**JOB:** Every line below that mentions the word "type" should be copied out.

**DATA RECORDS:**
--- start ---
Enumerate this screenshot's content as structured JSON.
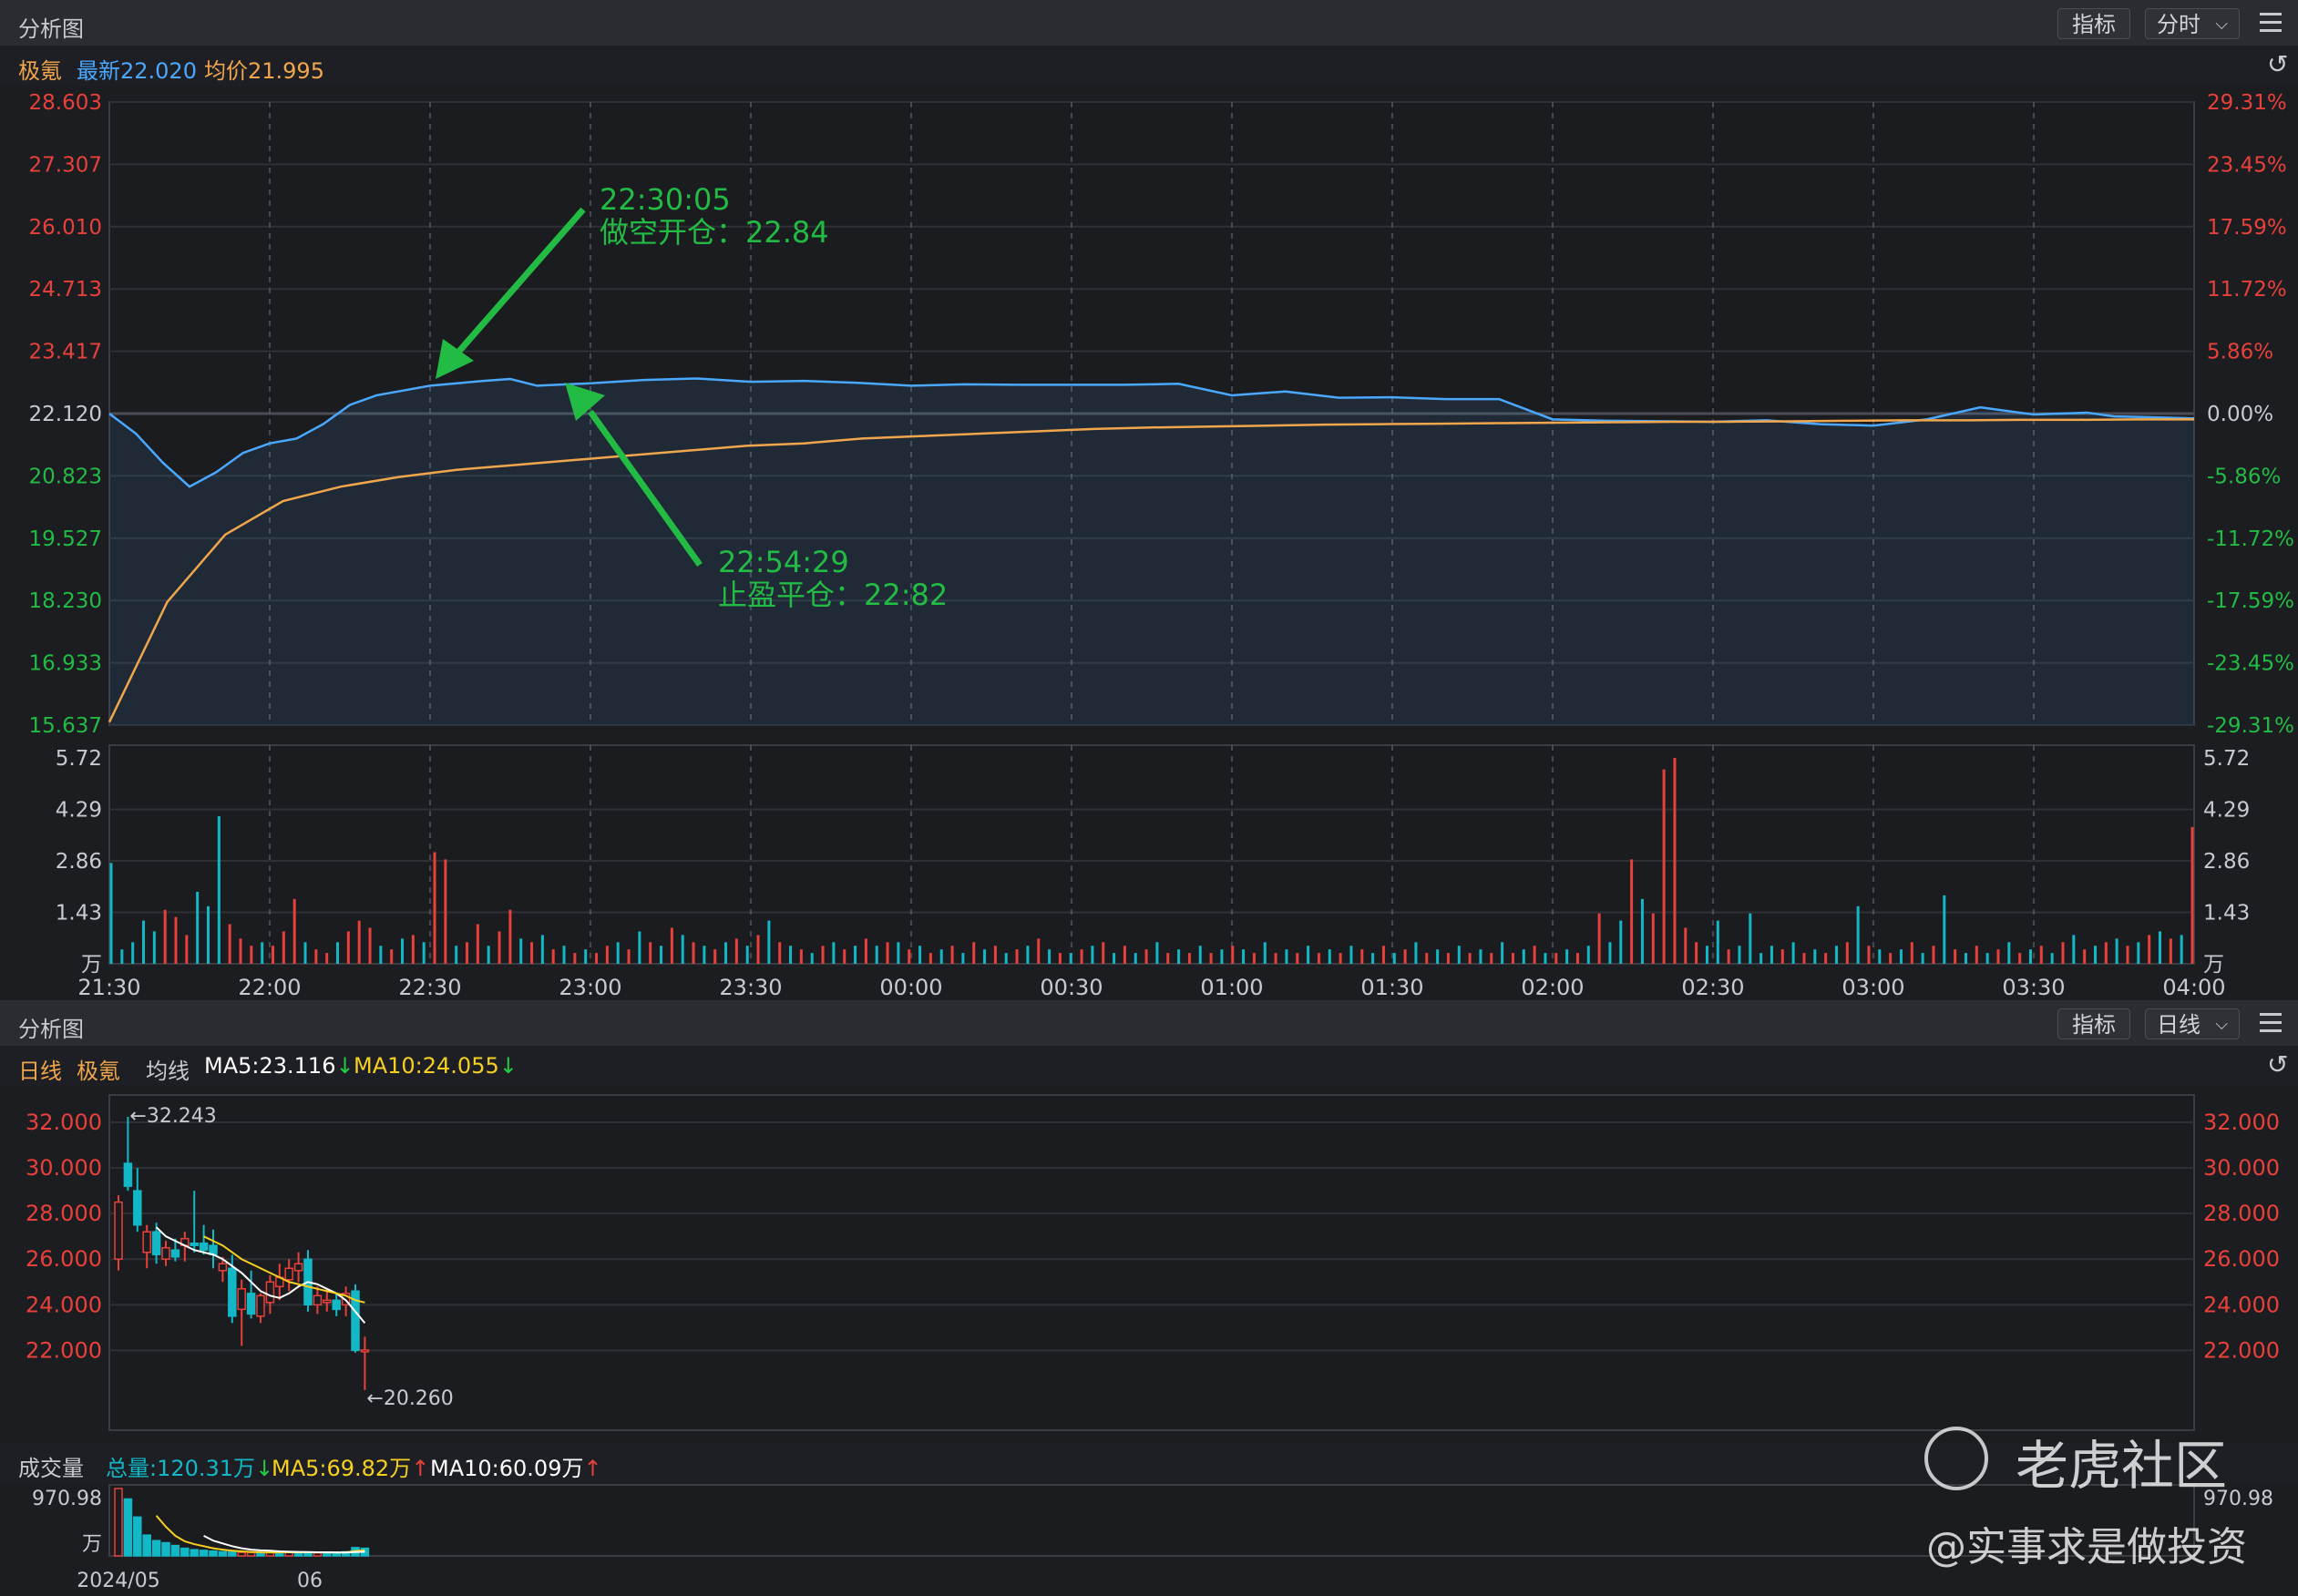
{
  "top_panel": {
    "title": "分析图",
    "indicator_button": "指标",
    "period_button": "分时",
    "symbol": "极氪",
    "latest": "最新22.020",
    "avg": "均价21.995"
  },
  "bottom_panel": {
    "title": "分析图",
    "indicator_button": "指标",
    "period_button": "日线",
    "period_label": "日线",
    "symbol": "极氪",
    "ma_label": "均线",
    "ma5": "MA5:23.116",
    "ma10": "MA10:24.055",
    "volume_label": "成交量",
    "total_volume": "总量:120.31万",
    "vol_ma5": "MA5:69.82万",
    "vol_ma10": "MA10:60.09万"
  },
  "watermark": {
    "brand": "老虎社区",
    "author": "@实事求是做投资"
  },
  "colors": {
    "price_line": "#4aa8ff",
    "avg_line": "#f0a64c",
    "up": "#e8403a",
    "down": "#12b8c6",
    "annotation": "#22bb44",
    "ma5": "#ffffff",
    "ma10": "#f5d020"
  },
  "chart_data": [
    {
      "type": "line",
      "y_left_ticks": [
        "28.603",
        "27.307",
        "26.010",
        "24.713",
        "23.417",
        "22.120",
        "20.823",
        "19.527",
        "18.230",
        "16.933",
        "15.637"
      ],
      "y_right_ticks": [
        "29.31%",
        "23.45%",
        "17.59%",
        "11.72%",
        "5.86%",
        "0.00%",
        "-5.86%",
        "-11.72%",
        "-17.59%",
        "-23.45%",
        "-29.31%"
      ],
      "ylim": [
        15.637,
        28.603
      ],
      "x_ticks": [
        "21:30",
        "22:00",
        "22:30",
        "23:00",
        "23:30",
        "00:00",
        "00:30",
        "01:00",
        "01:30",
        "02:00",
        "02:30",
        "03:00",
        "03:30",
        "04:00"
      ],
      "series": [
        {
          "x": [
            0,
            5,
            10,
            15,
            20,
            25,
            30,
            35,
            40,
            45,
            50,
            55,
            60,
            70,
            75,
            80,
            90,
            100,
            110,
            120,
            130,
            140,
            150,
            160,
            170,
            180,
            190,
            200,
            210,
            220,
            230,
            240,
            250,
            260,
            270,
            280,
            300,
            310,
            320,
            330,
            340,
            350,
            360,
            370,
            375,
            380,
            390
          ],
          "values": [
            22.12,
            21.7,
            21.1,
            20.6,
            20.9,
            21.3,
            21.5,
            21.6,
            21.9,
            22.3,
            22.5,
            22.6,
            22.7,
            22.8,
            22.84,
            22.7,
            22.75,
            22.82,
            22.85,
            22.78,
            22.8,
            22.76,
            22.7,
            22.73,
            22.72,
            22.72,
            22.72,
            22.74,
            22.5,
            22.58,
            22.45,
            22.46,
            22.42,
            22.42,
            22.0,
            21.97,
            21.95,
            21.98,
            21.9,
            21.87,
            22.0,
            22.25,
            22.1,
            22.14,
            22.06,
            22.05,
            22.02
          ]
        },
        {
          "values": [
            15.7,
            18.2,
            19.6,
            20.3,
            20.6,
            20.8,
            20.95,
            21.05,
            21.15,
            21.25,
            21.35,
            21.45,
            21.5,
            21.6,
            21.65,
            21.7,
            21.75,
            21.8,
            21.83,
            21.85,
            21.87,
            21.89,
            21.9,
            21.91,
            21.92,
            21.93,
            21.94,
            21.95,
            21.95,
            21.96,
            21.97,
            21.98,
            21.98,
            21.99,
            21.99,
            22.0,
            22.0
          ]
        }
      ],
      "annotations": [
        {
          "time": "22:30:05",
          "text": "做空开仓：22.84"
        },
        {
          "time": "22:54:29",
          "text": "止盈平仓：22:82"
        }
      ]
    },
    {
      "type": "bar",
      "y_ticks": [
        "5.72",
        "4.29",
        "2.86",
        "1.43",
        "万"
      ],
      "ylim": [
        0,
        5.72
      ],
      "x_ticks": [
        "21:30",
        "22:00",
        "22:30",
        "23:00",
        "23:30",
        "00:00",
        "00:30",
        "01:00",
        "01:30",
        "02:00",
        "02:30",
        "03:00",
        "03:30",
        "04:00"
      ],
      "values": [
        2.8,
        0.4,
        0.6,
        1.2,
        0.9,
        1.5,
        1.3,
        0.8,
        2.0,
        1.6,
        4.1,
        1.1,
        0.7,
        0.5,
        0.6,
        0.5,
        0.9,
        1.8,
        0.6,
        0.4,
        0.3,
        0.6,
        0.9,
        1.2,
        1.0,
        0.5,
        0.4,
        0.7,
        0.8,
        0.6,
        3.1,
        2.9,
        0.5,
        0.6,
        1.1,
        0.5,
        0.9,
        1.5,
        0.7,
        0.6,
        0.8,
        0.4,
        0.5,
        0.3,
        0.4,
        0.3,
        0.5,
        0.6,
        0.4,
        0.9,
        0.6,
        0.5,
        1.0,
        0.8,
        0.6,
        0.5,
        0.4,
        0.6,
        0.7,
        0.5,
        0.8,
        1.2,
        0.6,
        0.5,
        0.4,
        0.3,
        0.5,
        0.6,
        0.4,
        0.5,
        0.7,
        0.5,
        0.6,
        0.6,
        0.4,
        0.5,
        0.3,
        0.4,
        0.5,
        0.3,
        0.6,
        0.4,
        0.5,
        0.3,
        0.4,
        0.5,
        0.7,
        0.4,
        0.3,
        0.3,
        0.4,
        0.5,
        0.6,
        0.3,
        0.5,
        0.3,
        0.4,
        0.6,
        0.3,
        0.4,
        0.3,
        0.5,
        0.3,
        0.4,
        0.5,
        0.4,
        0.3,
        0.6,
        0.3,
        0.4,
        0.3,
        0.5,
        0.3,
        0.4,
        0.3,
        0.5,
        0.4,
        0.3,
        0.5,
        0.3,
        0.4,
        0.6,
        0.3,
        0.4,
        0.3,
        0.5,
        0.3,
        0.4,
        0.3,
        0.6,
        0.3,
        0.4,
        0.5,
        0.3,
        0.3,
        0.4,
        0.3,
        0.5,
        1.4,
        0.6,
        1.2,
        2.9,
        1.8,
        1.4,
        5.4,
        5.72,
        1.0,
        0.6,
        0.5,
        1.2,
        0.4,
        0.5,
        1.4,
        0.3,
        0.5,
        0.4,
        0.6,
        0.3,
        0.4,
        0.3,
        0.5,
        0.6,
        1.6,
        0.5,
        0.4,
        0.3,
        0.4,
        0.6,
        0.3,
        0.5,
        1.9,
        0.4,
        0.3,
        0.5,
        0.3,
        0.4,
        0.6,
        0.3,
        0.4,
        0.5,
        0.3,
        0.6,
        0.8,
        0.4,
        0.5,
        0.6,
        0.7,
        0.5,
        0.6,
        0.8,
        0.9,
        0.7,
        0.8,
        3.8
      ],
      "up": [
        false,
        false,
        false,
        false,
        false,
        true,
        true,
        true,
        false,
        false,
        false,
        true,
        true,
        true,
        false,
        true,
        true,
        true,
        false,
        true,
        true,
        false,
        true,
        true,
        true,
        false,
        true,
        false,
        true,
        false,
        true,
        true,
        false,
        true,
        true,
        false,
        true,
        true,
        false,
        true,
        false,
        true,
        false,
        true,
        false,
        true,
        true,
        false,
        true,
        false,
        true,
        false,
        true,
        false,
        true,
        false,
        true,
        false,
        true,
        false,
        true,
        false,
        true,
        false,
        true,
        false,
        true,
        false,
        true,
        false,
        true,
        false,
        true,
        false,
        true,
        false,
        true,
        false,
        true,
        false,
        true,
        false,
        true,
        false,
        true,
        false,
        true,
        false,
        true,
        false,
        true,
        false,
        true,
        false,
        true,
        false,
        true,
        false,
        true,
        false,
        true,
        false,
        true,
        false,
        true,
        false,
        true,
        false,
        true,
        false,
        true,
        false,
        true,
        false,
        true,
        false,
        true,
        false,
        true,
        false,
        true,
        false,
        true,
        false,
        true,
        false,
        true,
        false,
        true,
        false,
        true,
        false,
        true,
        false,
        true,
        false,
        true,
        false,
        true,
        false,
        false,
        true,
        false,
        true,
        true,
        true,
        true,
        true,
        false,
        false,
        true,
        false,
        false,
        false,
        false,
        true,
        false,
        true,
        false,
        true,
        false,
        true,
        false,
        true,
        false,
        true,
        false,
        true,
        false,
        true,
        false,
        true,
        false,
        true,
        false,
        true,
        false,
        true,
        false,
        true,
        false,
        true,
        false,
        true,
        false,
        true,
        false,
        true,
        false,
        true,
        false,
        true,
        false,
        true,
        false,
        true,
        false,
        false
      ]
    },
    {
      "type": "candlestick",
      "y_ticks": [
        "32.000",
        "30.000",
        "28.000",
        "26.000",
        "24.000",
        "22.000"
      ],
      "ylim": [
        18.5,
        33.2
      ],
      "high_label": "←32.243",
      "low_label": "←20.260",
      "candles": [
        {
          "o": 26.0,
          "h": 28.8,
          "l": 25.5,
          "c": 28.5
        },
        {
          "o": 30.2,
          "h": 32.243,
          "l": 29.0,
          "c": 29.2
        },
        {
          "o": 29.0,
          "h": 30.0,
          "l": 27.2,
          "c": 27.5
        },
        {
          "o": 26.3,
          "h": 27.5,
          "l": 25.6,
          "c": 27.2
        },
        {
          "o": 27.2,
          "h": 27.6,
          "l": 25.8,
          "c": 26.2
        },
        {
          "o": 26.0,
          "h": 26.8,
          "l": 25.7,
          "c": 26.5
        },
        {
          "o": 26.4,
          "h": 26.9,
          "l": 25.9,
          "c": 26.1
        },
        {
          "o": 26.6,
          "h": 27.2,
          "l": 25.9,
          "c": 26.9
        },
        {
          "o": 26.7,
          "h": 29.0,
          "l": 26.3,
          "c": 26.6
        },
        {
          "o": 26.7,
          "h": 27.5,
          "l": 26.2,
          "c": 26.4
        },
        {
          "o": 26.6,
          "h": 27.3,
          "l": 25.6,
          "c": 26.2
        },
        {
          "o": 25.5,
          "h": 26.1,
          "l": 25.0,
          "c": 25.8
        },
        {
          "o": 25.6,
          "h": 26.2,
          "l": 23.2,
          "c": 23.5
        },
        {
          "o": 23.8,
          "h": 25.1,
          "l": 22.2,
          "c": 24.7
        },
        {
          "o": 24.5,
          "h": 25.5,
          "l": 23.4,
          "c": 23.6
        },
        {
          "o": 23.5,
          "h": 24.5,
          "l": 23.2,
          "c": 24.4
        },
        {
          "o": 24.1,
          "h": 25.3,
          "l": 23.6,
          "c": 25.0
        },
        {
          "o": 24.8,
          "h": 25.8,
          "l": 24.2,
          "c": 25.2
        },
        {
          "o": 25.1,
          "h": 26.0,
          "l": 24.6,
          "c": 25.6
        },
        {
          "o": 25.5,
          "h": 26.3,
          "l": 25.0,
          "c": 25.8
        },
        {
          "o": 26.0,
          "h": 26.4,
          "l": 23.7,
          "c": 24.0
        },
        {
          "o": 24.0,
          "h": 24.8,
          "l": 23.6,
          "c": 24.4
        },
        {
          "o": 24.1,
          "h": 24.7,
          "l": 23.7,
          "c": 24.2
        },
        {
          "o": 24.2,
          "h": 24.5,
          "l": 23.5,
          "c": 23.8
        },
        {
          "o": 24.0,
          "h": 24.8,
          "l": 23.5,
          "c": 24.5
        },
        {
          "o": 24.6,
          "h": 24.9,
          "l": 21.9,
          "c": 22.0
        },
        {
          "o": 22.0,
          "h": 22.6,
          "l": 20.26,
          "c": 22.02
        }
      ],
      "ma5": [
        null,
        null,
        null,
        null,
        27.4,
        27.0,
        26.8,
        26.6,
        26.4,
        26.3,
        26.2,
        26.0,
        25.7,
        25.4,
        25.0,
        24.6,
        24.4,
        24.3,
        24.5,
        24.8,
        25.0,
        24.9,
        24.7,
        24.5,
        24.2,
        23.7,
        23.2
      ],
      "ma10": [
        null,
        null,
        null,
        null,
        null,
        null,
        null,
        null,
        null,
        27.0,
        26.8,
        26.6,
        26.3,
        26.0,
        25.8,
        25.6,
        25.4,
        25.2,
        25.0,
        24.9,
        24.8,
        24.7,
        24.6,
        24.5,
        24.4,
        24.2,
        24.1
      ]
    },
    {
      "type": "bar",
      "y_ticks": [
        "970.98",
        "万"
      ],
      "x_ticks": [
        "2024/05",
        "06"
      ],
      "ylim": [
        0,
        970.98
      ],
      "values": [
        970.98,
        820,
        560,
        300,
        220,
        190,
        150,
        110,
        90,
        80,
        70,
        60,
        55,
        50,
        48,
        45,
        60,
        55,
        50,
        52,
        48,
        45,
        50,
        45,
        60,
        120,
        110
      ],
      "up": [
        true,
        false,
        false,
        false,
        false,
        false,
        false,
        false,
        false,
        false,
        false,
        false,
        false,
        true,
        true,
        false,
        true,
        false,
        true,
        false,
        false,
        true,
        false,
        false,
        false,
        false,
        false
      ],
      "ma5": [
        null,
        null,
        null,
        null,
        580,
        420,
        290,
        210,
        170,
        140,
        110,
        90,
        75,
        65,
        58,
        52,
        50,
        52,
        53,
        53,
        52,
        51,
        51,
        50,
        51,
        70,
        80
      ],
      "ma10": [
        null,
        null,
        null,
        null,
        null,
        null,
        null,
        null,
        null,
        290,
        220,
        180,
        140,
        110,
        90,
        80,
        75,
        65,
        60,
        58,
        55,
        53,
        52,
        51,
        50,
        55,
        60
      ]
    }
  ]
}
--- end ---
**PROBLEM SOLUTION:**
      "type": "line",
      "type": "bar",
      "type": "candlestick",
      "type": "bar",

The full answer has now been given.